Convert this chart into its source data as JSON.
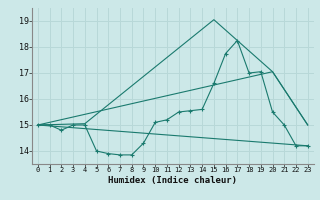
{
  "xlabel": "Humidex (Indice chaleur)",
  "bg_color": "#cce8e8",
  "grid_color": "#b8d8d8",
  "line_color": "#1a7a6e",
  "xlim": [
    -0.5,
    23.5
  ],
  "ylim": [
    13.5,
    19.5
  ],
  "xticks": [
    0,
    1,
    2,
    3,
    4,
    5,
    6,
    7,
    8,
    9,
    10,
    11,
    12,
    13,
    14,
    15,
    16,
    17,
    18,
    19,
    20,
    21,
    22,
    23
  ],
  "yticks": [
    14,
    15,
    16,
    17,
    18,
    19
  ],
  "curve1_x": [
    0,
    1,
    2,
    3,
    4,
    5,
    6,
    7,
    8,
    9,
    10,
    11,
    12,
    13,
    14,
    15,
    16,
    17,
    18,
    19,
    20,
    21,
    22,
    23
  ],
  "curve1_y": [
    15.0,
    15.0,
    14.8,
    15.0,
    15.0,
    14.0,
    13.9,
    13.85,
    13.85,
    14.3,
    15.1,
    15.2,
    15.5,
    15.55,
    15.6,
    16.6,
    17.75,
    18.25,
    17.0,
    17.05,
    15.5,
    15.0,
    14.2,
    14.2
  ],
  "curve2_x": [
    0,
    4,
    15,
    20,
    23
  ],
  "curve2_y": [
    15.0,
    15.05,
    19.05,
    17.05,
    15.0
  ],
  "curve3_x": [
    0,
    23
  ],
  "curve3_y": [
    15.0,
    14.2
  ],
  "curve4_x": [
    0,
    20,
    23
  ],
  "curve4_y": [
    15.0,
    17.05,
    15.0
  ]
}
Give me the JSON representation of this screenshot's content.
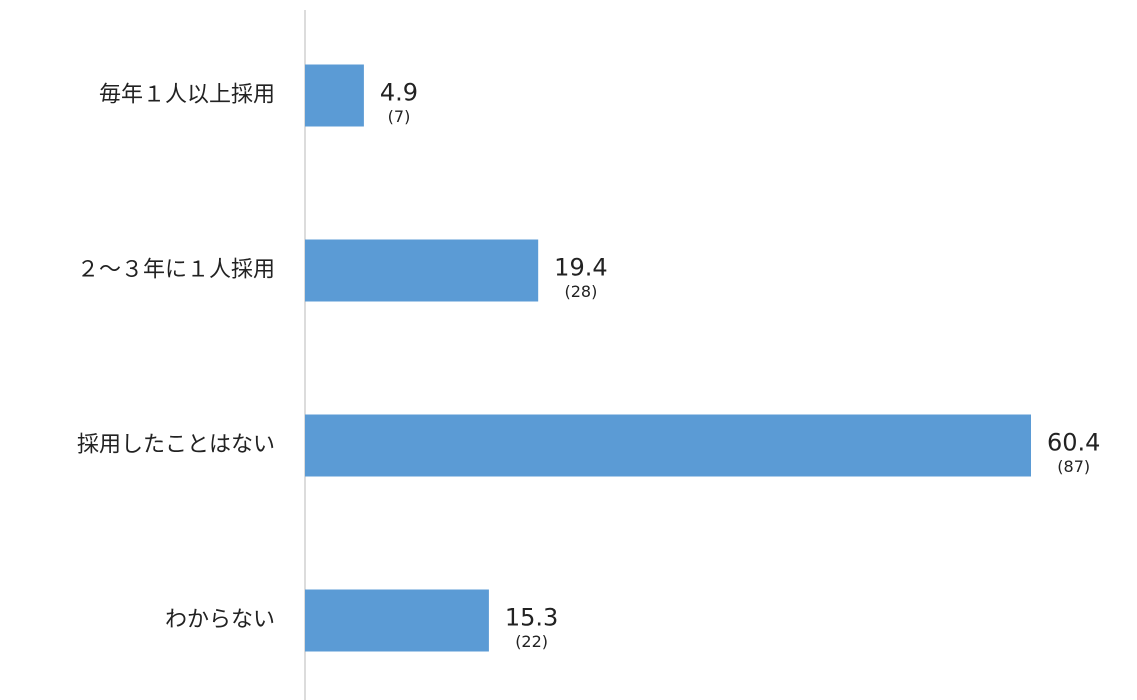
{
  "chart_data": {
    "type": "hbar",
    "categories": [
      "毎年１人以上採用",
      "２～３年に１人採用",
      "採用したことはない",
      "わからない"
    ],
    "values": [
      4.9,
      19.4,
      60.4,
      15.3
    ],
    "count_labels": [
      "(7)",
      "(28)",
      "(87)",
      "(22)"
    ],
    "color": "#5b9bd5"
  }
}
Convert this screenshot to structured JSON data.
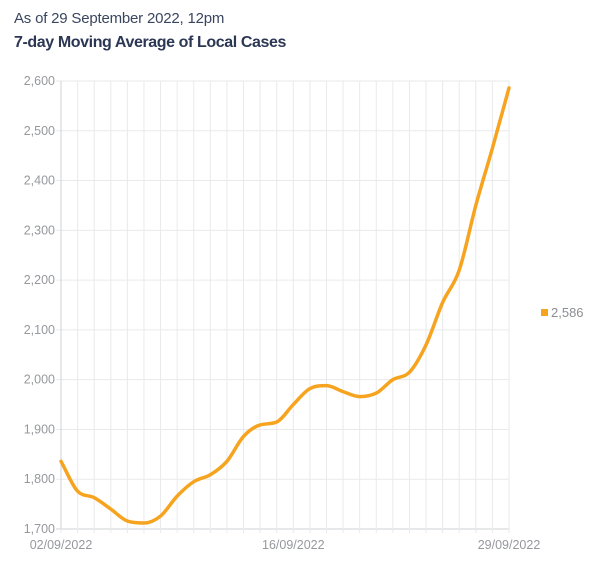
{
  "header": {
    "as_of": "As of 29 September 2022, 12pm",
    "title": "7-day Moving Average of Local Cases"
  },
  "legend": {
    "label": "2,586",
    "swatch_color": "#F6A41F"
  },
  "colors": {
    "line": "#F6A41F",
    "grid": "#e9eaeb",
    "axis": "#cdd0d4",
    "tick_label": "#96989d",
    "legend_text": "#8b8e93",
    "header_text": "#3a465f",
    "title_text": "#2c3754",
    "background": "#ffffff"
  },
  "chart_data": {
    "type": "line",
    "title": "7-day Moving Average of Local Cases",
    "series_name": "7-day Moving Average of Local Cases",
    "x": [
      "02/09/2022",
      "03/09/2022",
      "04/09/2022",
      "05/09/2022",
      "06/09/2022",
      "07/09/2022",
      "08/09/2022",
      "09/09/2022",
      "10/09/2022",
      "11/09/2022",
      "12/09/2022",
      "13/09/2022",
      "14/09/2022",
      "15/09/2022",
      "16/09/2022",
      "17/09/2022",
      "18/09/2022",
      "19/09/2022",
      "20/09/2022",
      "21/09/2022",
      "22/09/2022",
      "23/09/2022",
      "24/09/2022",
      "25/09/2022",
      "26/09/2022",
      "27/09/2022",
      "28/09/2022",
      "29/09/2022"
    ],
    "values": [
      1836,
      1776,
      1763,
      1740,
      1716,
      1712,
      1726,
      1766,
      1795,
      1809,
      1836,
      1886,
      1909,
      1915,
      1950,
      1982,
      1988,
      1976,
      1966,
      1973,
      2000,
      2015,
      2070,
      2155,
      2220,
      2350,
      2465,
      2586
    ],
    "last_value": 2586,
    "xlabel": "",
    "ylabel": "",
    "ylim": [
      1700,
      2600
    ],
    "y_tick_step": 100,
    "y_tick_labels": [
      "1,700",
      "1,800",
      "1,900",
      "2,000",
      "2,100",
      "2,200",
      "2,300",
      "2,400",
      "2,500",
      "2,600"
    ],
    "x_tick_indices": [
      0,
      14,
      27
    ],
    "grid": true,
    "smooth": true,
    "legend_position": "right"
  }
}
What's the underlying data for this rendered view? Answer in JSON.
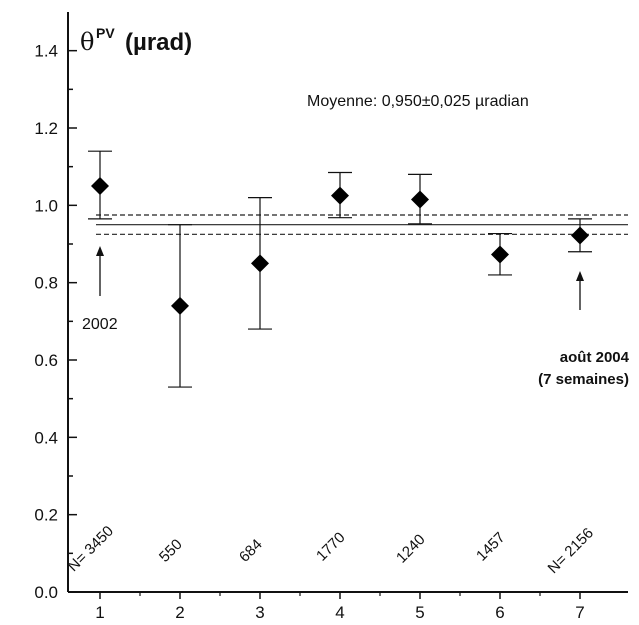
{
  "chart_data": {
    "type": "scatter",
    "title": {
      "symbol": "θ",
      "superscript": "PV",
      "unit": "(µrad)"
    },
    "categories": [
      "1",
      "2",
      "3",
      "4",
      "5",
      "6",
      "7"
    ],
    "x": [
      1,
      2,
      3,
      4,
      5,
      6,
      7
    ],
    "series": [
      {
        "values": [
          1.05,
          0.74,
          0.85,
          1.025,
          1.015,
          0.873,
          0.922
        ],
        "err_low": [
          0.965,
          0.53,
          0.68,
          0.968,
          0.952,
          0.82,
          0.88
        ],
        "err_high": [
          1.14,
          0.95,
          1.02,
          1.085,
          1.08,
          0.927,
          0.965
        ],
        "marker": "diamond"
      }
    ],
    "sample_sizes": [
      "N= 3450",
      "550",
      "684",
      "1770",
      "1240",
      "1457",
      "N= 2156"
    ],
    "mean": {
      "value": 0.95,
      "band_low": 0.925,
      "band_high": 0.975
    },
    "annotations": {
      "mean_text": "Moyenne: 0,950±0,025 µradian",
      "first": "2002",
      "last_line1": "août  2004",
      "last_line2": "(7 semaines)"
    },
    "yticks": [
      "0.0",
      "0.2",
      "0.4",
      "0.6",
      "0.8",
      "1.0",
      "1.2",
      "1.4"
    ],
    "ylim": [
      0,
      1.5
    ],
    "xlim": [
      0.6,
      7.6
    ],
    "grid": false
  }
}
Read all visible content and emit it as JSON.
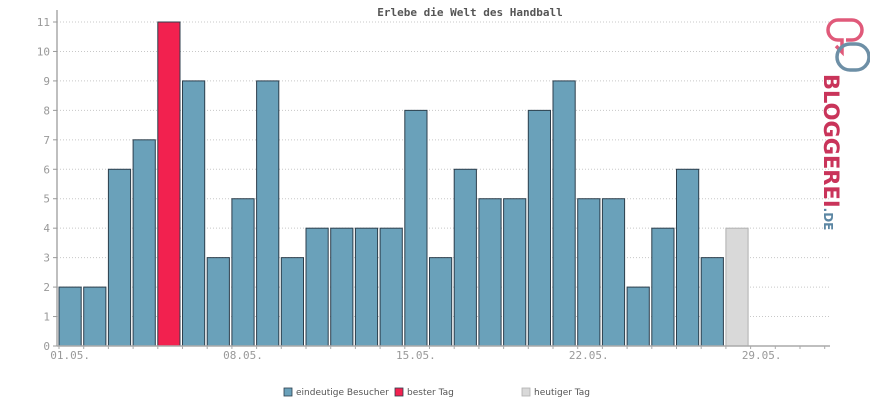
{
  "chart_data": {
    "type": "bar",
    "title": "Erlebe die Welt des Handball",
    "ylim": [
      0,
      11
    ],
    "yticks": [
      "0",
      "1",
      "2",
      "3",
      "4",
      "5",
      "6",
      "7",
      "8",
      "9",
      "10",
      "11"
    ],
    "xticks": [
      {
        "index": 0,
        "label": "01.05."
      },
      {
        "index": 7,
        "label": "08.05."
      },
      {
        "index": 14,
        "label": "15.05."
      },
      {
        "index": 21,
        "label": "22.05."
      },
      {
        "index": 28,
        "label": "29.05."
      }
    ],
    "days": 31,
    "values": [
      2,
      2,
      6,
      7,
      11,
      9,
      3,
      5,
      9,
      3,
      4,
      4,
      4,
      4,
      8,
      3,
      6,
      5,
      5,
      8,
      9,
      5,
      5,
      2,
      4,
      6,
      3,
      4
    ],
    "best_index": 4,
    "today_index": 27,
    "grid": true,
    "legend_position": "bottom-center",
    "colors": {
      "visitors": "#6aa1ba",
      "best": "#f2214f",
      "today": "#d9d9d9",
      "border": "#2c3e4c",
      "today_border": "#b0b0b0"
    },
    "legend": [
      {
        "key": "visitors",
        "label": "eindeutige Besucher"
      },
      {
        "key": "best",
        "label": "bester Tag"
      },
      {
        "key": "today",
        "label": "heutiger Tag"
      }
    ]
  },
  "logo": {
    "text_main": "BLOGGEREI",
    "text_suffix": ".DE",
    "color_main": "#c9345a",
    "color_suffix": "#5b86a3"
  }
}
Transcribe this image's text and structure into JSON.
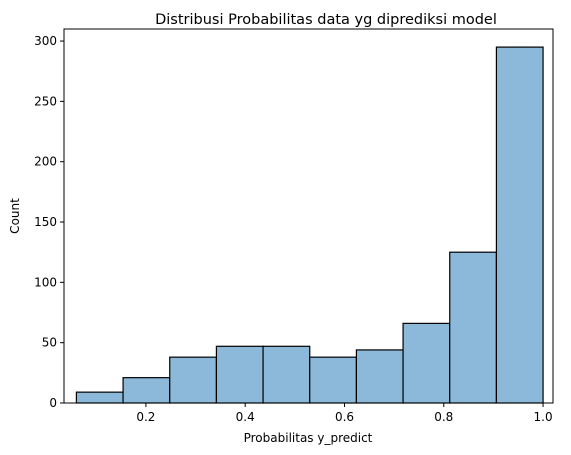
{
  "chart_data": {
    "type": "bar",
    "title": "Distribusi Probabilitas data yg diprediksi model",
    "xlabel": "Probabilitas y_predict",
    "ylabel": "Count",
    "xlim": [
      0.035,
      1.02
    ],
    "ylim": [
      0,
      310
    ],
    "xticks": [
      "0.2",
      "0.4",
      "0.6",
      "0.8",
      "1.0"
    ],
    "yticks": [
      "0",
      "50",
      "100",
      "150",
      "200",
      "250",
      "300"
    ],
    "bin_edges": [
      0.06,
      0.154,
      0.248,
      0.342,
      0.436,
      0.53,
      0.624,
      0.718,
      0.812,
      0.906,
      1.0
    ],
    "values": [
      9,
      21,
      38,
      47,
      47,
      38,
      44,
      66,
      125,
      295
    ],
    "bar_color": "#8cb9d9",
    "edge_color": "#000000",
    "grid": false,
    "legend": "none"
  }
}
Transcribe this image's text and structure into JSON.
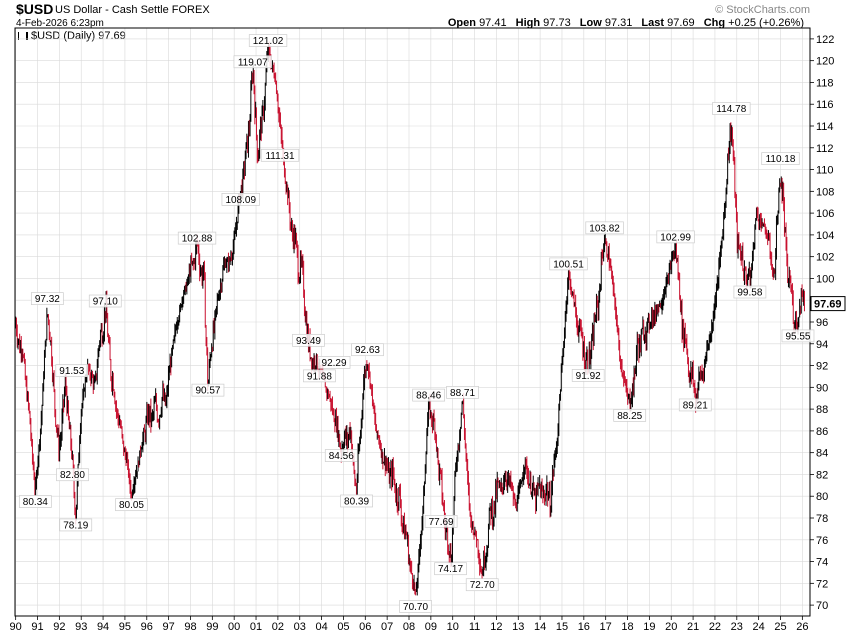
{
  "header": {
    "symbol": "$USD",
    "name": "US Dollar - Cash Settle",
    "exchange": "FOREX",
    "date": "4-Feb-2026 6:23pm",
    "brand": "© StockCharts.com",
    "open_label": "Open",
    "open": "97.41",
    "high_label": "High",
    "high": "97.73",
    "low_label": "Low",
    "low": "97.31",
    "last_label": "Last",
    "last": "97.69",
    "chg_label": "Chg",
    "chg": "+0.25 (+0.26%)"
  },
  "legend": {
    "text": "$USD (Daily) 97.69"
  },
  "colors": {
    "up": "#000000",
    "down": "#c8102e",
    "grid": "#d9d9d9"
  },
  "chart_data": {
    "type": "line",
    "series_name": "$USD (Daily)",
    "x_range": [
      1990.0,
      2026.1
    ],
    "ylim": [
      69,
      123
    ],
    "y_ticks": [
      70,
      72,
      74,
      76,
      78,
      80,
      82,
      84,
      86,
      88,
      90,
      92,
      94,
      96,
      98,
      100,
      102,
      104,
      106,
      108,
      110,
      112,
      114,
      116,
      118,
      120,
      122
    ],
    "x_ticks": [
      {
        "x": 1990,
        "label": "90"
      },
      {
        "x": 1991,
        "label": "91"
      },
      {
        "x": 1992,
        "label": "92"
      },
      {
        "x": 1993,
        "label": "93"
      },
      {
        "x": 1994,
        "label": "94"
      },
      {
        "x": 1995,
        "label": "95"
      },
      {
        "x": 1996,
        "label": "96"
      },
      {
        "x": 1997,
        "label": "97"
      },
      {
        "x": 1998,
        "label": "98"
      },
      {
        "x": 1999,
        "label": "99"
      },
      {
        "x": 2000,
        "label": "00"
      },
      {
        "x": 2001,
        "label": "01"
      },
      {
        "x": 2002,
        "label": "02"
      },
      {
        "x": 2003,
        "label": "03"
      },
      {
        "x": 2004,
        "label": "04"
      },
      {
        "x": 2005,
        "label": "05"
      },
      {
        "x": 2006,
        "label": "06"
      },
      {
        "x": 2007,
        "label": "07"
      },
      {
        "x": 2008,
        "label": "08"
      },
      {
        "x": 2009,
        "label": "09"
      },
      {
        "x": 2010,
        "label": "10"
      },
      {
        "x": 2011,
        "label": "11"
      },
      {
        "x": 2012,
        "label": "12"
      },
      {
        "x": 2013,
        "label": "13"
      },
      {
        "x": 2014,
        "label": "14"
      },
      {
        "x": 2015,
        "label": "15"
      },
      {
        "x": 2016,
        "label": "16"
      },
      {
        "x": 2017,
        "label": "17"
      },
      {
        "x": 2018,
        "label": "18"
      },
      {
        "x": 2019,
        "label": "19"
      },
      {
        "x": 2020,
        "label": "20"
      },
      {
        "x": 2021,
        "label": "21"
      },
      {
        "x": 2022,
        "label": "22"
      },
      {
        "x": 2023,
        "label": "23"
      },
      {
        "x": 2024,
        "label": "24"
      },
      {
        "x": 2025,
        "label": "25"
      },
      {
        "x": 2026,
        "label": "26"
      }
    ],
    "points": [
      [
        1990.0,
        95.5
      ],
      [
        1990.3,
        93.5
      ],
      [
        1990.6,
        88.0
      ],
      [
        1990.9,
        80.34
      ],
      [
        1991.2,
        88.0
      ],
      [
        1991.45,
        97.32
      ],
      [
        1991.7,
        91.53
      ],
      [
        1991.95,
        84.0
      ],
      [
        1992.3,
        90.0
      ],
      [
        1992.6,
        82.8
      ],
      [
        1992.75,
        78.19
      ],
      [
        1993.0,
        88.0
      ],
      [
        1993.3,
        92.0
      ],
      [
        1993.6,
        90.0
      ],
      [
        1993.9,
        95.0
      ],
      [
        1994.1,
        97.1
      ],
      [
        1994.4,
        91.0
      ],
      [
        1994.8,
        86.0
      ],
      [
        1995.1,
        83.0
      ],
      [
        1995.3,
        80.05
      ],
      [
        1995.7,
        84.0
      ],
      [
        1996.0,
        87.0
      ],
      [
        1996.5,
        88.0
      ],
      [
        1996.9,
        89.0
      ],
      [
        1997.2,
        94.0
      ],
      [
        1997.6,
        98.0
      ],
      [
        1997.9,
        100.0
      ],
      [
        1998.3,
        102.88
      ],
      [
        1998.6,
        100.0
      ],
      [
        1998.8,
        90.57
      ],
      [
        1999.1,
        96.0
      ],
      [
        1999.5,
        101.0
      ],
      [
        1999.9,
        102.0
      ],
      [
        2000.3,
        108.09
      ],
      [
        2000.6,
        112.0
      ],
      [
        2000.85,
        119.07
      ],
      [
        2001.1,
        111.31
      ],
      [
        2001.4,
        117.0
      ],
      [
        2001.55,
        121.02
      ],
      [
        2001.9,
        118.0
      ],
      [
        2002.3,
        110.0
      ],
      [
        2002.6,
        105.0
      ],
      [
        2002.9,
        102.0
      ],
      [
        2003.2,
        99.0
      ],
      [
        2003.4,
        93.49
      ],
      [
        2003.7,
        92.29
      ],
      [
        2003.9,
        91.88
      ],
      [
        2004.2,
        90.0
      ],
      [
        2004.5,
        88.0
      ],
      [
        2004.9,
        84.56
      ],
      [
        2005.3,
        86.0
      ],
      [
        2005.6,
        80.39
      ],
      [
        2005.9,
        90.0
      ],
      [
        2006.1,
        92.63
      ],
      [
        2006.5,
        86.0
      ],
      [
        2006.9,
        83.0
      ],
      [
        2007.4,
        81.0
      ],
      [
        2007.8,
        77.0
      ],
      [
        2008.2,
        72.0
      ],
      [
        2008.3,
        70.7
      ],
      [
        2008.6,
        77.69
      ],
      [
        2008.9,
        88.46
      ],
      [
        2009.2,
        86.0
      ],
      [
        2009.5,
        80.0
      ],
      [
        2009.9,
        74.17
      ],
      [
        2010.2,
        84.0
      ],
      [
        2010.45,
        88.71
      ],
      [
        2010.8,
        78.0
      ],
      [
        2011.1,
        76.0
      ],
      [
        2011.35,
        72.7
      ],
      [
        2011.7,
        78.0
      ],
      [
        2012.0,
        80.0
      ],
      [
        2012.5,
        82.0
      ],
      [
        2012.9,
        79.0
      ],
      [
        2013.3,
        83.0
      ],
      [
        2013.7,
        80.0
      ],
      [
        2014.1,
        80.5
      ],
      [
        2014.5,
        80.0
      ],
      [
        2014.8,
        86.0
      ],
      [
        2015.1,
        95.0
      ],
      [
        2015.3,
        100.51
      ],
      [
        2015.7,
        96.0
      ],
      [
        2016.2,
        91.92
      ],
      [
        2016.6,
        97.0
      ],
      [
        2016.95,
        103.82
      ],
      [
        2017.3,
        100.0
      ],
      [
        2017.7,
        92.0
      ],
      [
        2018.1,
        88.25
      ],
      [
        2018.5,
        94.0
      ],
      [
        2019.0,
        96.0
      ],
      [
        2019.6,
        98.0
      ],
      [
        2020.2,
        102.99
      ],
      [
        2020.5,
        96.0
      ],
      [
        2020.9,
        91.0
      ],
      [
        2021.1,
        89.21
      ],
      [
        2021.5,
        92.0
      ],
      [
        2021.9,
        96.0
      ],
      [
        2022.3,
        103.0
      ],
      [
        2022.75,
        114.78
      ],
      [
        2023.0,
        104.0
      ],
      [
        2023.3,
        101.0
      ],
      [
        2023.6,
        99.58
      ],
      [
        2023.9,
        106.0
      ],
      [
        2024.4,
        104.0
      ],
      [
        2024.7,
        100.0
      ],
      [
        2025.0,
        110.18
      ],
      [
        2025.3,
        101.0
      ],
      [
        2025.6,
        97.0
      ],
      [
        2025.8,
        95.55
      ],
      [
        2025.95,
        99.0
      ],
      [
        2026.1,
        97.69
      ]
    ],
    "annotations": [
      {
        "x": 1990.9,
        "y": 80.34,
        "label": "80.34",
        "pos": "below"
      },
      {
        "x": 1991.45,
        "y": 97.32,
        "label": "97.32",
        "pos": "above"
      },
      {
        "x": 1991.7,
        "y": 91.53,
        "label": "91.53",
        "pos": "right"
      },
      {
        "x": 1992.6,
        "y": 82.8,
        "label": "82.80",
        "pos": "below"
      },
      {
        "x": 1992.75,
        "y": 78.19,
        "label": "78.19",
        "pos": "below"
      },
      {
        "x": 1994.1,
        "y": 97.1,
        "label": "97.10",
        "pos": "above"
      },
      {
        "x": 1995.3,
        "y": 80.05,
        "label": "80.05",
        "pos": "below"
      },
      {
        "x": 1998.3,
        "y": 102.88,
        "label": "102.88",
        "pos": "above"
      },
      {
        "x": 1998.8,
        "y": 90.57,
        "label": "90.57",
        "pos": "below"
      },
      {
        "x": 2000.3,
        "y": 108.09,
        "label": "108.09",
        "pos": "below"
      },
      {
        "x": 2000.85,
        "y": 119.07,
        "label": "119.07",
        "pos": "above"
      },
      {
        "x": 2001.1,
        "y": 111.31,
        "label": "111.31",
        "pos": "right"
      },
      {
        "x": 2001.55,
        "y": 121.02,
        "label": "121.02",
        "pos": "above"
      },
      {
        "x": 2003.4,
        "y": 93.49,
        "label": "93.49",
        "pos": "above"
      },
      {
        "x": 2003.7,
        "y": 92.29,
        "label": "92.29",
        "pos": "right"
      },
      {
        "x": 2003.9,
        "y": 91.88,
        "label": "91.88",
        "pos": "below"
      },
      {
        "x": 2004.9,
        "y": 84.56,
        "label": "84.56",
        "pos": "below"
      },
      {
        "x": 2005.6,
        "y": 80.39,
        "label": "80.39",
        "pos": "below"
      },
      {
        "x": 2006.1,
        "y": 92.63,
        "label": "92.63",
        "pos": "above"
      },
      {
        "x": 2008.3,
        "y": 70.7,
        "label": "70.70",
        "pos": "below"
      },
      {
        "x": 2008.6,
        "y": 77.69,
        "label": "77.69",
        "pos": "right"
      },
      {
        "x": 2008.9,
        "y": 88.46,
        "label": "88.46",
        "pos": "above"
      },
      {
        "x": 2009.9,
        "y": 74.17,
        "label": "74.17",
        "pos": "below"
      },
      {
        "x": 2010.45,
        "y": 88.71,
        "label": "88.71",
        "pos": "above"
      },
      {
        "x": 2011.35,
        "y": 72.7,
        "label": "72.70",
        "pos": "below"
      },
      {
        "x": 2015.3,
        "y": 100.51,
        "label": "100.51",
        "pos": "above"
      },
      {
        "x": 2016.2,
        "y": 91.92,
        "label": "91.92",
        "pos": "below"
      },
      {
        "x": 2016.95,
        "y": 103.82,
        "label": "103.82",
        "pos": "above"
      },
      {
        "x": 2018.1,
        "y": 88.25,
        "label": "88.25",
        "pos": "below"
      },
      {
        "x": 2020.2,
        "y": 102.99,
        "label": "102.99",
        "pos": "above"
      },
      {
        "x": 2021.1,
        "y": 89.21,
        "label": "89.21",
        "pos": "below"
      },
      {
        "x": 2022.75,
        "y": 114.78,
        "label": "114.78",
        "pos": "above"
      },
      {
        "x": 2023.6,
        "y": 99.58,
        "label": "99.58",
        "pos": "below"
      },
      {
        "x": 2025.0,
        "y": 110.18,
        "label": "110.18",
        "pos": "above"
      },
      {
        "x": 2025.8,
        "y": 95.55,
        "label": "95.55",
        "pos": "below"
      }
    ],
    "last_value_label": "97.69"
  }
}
============================================================
Search the data above for lines holding "xlabel" and copy each of them.

  "xlabel": "Humidex (Indice chaleur)",
    "xlabel": "",
    "xlabel": "Probabilitas y_predict",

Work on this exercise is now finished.